▶ OBJECTIVE:
Write out every record in full, exactly as written, please.

***** PROVIDED ENTRIES *****

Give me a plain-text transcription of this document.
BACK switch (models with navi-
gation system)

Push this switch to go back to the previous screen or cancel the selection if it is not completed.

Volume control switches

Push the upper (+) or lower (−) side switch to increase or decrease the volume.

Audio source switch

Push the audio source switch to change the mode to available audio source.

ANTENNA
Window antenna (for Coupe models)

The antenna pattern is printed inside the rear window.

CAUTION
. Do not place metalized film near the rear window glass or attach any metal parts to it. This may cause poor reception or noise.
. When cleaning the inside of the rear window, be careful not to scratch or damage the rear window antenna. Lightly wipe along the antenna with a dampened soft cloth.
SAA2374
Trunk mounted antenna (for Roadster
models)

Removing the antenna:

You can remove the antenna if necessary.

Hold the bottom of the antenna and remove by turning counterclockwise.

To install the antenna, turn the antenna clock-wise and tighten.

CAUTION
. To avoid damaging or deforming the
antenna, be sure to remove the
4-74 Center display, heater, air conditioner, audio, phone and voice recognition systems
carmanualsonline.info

*****

▶ CORRECT ANSWER:
Give me a plain-text transcription of this document.
BACK switch (models with navi-
gation system)

Push this switch to go back to the previous screen or cancel the selection if it is not completed.

Volume control switches

Push the upper (+) or lower (−) side switch to increase or decrease the volume.

Audio source switch

Push the audio source switch to change the mode to available audio source.

ANTENNA
Window antenna (for Coupe models)

The antenna pattern is printed inside the rear window.

CAUTION
. Do not place metalized film near the rear window glass or attach any metal parts to it. This may cause poor reception or noise.
. When cleaning the inside of the rear window, be careful not to scratch or damage the rear window antenna. Lightly wipe along the antenna with a dampened soft cloth.
SAA2374
Trunk mounted antenna (for Roadster
models)

Removing the antenna:

You can remove the antenna if necessary.

Hold the bottom of the antenna and remove by turning counterclockwise.

To install the antenna, turn the antenna clock-wise and tighten.

CAUTION
. To avoid damaging or deforming the
antenna, be sure to remove the
4-74 Center display, heater, air conditioner, audio, phone and voice recognition systems
carmanualsonline.info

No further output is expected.